** start of Data entries **

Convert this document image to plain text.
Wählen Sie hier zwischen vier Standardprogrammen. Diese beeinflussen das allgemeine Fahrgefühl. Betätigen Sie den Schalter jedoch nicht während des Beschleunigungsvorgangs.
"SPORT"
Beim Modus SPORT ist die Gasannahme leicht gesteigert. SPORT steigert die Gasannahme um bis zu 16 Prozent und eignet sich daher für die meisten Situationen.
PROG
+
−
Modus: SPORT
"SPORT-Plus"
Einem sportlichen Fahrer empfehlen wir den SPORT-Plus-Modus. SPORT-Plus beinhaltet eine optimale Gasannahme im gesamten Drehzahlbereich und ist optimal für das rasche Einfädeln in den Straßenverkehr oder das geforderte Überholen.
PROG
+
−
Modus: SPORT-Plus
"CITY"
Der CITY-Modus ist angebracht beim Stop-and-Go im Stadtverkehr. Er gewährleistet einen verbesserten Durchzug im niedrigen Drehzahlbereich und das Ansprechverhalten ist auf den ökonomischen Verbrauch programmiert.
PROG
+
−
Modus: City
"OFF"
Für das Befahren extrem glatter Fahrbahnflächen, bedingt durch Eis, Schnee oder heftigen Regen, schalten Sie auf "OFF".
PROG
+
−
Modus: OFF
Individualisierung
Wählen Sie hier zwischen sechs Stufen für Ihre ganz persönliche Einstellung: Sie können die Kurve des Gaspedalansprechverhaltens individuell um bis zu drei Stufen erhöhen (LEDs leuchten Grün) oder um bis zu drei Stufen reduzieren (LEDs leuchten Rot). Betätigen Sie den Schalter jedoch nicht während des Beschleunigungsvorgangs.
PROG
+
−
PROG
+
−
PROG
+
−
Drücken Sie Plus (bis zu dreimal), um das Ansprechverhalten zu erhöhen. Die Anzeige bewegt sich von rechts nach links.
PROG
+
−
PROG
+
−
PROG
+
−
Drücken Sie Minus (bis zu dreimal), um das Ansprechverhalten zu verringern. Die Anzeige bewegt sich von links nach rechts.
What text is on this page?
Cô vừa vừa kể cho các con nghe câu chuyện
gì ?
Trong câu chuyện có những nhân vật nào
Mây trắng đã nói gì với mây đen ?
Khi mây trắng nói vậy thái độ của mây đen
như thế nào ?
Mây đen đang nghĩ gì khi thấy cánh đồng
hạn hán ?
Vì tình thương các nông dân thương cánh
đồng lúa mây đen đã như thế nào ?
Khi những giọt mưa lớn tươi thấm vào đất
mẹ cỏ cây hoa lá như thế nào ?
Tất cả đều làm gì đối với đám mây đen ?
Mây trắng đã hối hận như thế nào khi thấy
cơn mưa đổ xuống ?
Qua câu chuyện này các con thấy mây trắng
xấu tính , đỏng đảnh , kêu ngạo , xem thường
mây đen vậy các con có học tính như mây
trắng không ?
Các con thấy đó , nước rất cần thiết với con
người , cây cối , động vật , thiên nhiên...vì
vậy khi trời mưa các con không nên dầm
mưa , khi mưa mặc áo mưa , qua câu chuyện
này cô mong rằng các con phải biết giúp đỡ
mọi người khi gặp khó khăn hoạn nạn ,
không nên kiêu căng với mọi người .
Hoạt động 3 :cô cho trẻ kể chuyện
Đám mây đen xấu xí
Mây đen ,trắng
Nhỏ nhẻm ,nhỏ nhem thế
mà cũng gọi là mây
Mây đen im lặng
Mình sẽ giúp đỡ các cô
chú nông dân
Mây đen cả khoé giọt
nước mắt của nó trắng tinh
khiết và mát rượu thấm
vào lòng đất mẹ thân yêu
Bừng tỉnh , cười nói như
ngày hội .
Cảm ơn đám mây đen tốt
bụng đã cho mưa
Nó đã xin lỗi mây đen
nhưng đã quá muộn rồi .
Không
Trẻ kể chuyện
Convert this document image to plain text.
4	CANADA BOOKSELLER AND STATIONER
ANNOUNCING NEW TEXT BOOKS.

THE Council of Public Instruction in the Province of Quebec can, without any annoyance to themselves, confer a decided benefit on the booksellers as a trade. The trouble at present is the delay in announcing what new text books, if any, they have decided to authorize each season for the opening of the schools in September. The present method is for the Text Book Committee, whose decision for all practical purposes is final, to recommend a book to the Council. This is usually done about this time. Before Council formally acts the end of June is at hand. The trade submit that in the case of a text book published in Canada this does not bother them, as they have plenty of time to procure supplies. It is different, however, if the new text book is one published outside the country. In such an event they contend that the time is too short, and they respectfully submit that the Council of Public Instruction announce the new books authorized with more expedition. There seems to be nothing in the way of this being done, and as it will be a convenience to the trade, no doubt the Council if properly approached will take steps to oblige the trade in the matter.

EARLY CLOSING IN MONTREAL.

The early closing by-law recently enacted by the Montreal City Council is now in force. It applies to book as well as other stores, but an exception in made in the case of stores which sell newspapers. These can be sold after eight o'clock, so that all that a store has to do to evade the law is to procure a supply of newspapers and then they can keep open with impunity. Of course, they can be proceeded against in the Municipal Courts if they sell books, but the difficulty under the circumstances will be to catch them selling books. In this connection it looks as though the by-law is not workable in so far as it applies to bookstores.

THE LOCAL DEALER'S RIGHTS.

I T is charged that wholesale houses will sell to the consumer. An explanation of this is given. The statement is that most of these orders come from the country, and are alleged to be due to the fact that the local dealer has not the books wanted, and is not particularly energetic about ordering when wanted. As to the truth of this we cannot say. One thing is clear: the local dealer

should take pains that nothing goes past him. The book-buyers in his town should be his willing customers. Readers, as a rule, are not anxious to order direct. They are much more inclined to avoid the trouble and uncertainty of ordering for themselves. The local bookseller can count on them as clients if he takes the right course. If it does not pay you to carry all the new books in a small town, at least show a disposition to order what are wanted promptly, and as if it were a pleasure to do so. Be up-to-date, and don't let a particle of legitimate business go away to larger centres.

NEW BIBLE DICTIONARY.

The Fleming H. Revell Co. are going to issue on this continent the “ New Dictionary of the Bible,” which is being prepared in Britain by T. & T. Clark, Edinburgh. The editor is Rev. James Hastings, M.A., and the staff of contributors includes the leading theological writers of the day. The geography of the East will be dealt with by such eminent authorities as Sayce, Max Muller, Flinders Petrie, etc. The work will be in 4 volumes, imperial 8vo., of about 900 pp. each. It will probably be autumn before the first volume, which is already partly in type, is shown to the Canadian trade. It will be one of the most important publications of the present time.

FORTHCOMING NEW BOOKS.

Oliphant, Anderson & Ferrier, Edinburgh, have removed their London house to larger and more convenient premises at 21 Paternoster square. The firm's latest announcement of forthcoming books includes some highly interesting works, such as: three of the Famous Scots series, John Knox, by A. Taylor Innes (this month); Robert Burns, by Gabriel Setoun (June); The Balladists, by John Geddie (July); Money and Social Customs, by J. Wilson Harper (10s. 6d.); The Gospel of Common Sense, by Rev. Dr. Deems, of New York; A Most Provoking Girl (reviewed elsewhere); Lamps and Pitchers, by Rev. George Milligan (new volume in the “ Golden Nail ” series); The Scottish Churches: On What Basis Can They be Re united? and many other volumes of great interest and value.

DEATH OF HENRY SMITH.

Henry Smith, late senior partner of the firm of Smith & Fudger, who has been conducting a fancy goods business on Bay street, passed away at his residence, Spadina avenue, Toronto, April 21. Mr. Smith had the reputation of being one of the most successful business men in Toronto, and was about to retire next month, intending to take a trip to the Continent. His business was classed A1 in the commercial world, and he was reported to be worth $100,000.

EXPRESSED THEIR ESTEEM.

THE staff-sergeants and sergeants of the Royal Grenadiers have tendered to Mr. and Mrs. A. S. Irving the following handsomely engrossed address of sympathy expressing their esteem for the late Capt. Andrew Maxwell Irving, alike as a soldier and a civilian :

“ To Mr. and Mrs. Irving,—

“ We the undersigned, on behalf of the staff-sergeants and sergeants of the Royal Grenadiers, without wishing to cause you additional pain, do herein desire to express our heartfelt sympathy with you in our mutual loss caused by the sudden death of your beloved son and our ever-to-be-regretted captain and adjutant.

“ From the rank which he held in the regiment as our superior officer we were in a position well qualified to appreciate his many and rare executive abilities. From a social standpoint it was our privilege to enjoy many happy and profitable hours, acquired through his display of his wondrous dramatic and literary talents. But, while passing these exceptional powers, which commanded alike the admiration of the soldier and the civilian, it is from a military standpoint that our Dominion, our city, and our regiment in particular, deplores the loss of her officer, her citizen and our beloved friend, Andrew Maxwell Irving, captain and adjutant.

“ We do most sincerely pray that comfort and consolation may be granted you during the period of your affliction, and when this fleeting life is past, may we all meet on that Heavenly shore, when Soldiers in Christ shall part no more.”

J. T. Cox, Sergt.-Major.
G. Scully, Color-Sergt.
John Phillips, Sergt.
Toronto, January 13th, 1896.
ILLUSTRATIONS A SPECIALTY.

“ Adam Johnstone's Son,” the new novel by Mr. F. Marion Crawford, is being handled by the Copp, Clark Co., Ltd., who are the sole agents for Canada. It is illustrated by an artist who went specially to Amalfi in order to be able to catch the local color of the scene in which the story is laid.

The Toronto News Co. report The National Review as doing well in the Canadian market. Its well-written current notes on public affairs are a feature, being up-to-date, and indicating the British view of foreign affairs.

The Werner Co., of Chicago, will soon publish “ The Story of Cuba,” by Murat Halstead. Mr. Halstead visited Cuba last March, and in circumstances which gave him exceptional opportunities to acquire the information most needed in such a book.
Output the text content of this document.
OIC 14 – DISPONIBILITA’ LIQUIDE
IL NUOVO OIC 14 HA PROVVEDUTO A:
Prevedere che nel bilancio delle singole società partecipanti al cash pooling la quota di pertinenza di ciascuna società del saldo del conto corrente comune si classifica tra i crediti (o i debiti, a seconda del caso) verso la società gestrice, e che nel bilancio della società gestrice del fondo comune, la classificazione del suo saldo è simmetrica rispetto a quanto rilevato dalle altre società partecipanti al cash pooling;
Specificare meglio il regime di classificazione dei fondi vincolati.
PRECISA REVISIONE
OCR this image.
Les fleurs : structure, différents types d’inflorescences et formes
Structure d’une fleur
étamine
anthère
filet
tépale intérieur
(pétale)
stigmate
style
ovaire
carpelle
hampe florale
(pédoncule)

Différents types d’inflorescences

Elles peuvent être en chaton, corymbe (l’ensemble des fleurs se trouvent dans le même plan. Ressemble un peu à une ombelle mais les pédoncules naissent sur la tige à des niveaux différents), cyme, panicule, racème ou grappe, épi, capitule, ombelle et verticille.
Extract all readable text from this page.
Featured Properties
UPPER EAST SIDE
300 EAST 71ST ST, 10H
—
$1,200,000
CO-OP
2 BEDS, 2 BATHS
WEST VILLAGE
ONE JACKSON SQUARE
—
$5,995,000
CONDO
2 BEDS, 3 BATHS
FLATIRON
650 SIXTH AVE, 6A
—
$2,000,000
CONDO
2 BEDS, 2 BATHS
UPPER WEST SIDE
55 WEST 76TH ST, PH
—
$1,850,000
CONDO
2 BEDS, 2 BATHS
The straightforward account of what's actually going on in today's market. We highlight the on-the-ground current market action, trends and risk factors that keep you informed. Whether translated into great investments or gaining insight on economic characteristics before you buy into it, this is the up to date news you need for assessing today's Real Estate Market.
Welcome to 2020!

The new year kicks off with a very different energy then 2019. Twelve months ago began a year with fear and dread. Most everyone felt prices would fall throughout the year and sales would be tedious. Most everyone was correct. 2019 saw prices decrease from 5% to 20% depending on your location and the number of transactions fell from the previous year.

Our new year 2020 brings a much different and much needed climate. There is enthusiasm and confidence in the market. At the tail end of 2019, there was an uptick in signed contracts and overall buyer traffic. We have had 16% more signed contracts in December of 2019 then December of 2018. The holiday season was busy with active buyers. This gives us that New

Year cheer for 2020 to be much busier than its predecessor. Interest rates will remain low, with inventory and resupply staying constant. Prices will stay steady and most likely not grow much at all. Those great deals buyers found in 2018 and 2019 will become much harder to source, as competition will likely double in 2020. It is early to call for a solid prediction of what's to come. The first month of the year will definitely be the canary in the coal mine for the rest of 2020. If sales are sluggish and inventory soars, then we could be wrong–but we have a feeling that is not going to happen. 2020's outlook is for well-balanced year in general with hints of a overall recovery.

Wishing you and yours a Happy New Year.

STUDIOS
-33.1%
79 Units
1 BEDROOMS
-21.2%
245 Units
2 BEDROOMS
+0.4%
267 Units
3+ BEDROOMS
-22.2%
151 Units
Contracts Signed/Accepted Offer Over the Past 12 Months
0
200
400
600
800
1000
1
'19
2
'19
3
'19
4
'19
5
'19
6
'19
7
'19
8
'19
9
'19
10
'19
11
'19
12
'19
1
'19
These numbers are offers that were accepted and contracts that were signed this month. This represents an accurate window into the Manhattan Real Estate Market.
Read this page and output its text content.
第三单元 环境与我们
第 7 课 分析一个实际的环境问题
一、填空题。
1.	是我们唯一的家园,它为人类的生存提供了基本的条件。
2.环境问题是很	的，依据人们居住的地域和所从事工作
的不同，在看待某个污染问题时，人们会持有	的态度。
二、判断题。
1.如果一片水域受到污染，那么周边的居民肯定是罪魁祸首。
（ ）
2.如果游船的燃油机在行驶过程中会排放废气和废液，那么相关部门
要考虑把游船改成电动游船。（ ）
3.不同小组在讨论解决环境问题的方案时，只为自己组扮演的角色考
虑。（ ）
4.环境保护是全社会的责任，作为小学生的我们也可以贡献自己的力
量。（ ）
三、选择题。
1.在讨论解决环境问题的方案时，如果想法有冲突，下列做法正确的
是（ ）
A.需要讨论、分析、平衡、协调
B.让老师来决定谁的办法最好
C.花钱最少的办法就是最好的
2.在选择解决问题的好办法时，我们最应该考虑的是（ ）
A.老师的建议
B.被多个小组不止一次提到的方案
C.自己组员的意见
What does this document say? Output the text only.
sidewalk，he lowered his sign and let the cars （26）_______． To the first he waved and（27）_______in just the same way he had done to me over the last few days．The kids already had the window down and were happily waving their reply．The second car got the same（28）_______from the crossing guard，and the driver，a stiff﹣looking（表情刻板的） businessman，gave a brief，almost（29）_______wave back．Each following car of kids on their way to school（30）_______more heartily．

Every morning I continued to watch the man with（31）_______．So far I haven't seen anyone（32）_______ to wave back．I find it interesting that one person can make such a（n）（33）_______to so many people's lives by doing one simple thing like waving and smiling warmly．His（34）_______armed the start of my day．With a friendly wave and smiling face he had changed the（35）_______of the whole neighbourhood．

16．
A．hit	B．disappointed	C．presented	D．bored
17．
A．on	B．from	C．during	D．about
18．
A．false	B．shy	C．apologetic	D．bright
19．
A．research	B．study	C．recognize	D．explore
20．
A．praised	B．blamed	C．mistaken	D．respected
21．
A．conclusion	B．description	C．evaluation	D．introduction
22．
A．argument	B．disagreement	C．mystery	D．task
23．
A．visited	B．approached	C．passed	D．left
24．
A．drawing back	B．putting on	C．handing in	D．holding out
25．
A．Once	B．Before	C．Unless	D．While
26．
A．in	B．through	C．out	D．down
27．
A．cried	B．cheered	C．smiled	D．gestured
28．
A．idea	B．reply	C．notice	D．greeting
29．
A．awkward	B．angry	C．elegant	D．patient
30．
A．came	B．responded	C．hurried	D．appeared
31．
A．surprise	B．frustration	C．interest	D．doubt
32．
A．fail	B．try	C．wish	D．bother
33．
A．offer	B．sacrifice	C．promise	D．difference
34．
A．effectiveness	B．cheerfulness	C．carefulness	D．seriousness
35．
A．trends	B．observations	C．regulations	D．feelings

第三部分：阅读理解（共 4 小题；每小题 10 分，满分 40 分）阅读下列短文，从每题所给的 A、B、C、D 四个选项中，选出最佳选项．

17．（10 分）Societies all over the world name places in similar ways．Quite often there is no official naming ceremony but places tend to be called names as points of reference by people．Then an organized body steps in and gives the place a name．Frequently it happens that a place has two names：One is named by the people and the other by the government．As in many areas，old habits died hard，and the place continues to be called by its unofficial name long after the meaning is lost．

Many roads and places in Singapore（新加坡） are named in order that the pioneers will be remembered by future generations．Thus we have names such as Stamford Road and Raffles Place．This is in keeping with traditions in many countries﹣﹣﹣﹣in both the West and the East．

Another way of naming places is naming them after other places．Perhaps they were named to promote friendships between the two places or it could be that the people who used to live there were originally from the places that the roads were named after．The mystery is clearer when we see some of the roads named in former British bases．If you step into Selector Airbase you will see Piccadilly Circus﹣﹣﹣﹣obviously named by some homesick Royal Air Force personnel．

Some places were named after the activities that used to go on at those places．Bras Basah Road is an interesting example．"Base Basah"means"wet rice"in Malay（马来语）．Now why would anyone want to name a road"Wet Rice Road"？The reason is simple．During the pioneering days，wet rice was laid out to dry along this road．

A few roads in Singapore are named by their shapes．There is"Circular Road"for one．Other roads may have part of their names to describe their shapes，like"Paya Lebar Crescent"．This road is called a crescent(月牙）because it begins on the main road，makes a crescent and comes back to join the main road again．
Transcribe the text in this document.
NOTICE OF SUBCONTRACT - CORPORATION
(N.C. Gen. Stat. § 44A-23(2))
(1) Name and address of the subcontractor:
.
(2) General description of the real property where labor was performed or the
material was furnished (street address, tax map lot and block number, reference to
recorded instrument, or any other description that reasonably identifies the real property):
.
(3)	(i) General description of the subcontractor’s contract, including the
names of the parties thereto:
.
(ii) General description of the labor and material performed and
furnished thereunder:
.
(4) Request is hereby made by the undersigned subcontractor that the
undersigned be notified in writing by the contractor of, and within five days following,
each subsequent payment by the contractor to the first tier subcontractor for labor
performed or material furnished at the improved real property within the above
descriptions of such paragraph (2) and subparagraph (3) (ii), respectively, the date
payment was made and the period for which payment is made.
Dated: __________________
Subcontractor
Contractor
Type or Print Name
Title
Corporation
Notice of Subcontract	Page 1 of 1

** end of Data entries **

- Stated problem:
Select, from the listing, all lines that include the word "sympathy".

- Completed exercise:
THE staff-sergeants and sergeants of the Royal Grenadiers have tendered to Mr. and Mrs. A. S. Irving the following handsomely engrossed address of sympathy expressing their esteem for the late Capt. Andrew Maxwell Irving, alike as a soldier and a civilian :
“ We the undersigned, on behalf of the staff-sergeants and sergeants of the Royal Grenadiers, without wishing to cause you additional pain, do herein desire to express our heartfelt sympathy with you in our mutual loss caused by the sudden death of your beloved son and our ever-to-be-regretted captain and adjutant.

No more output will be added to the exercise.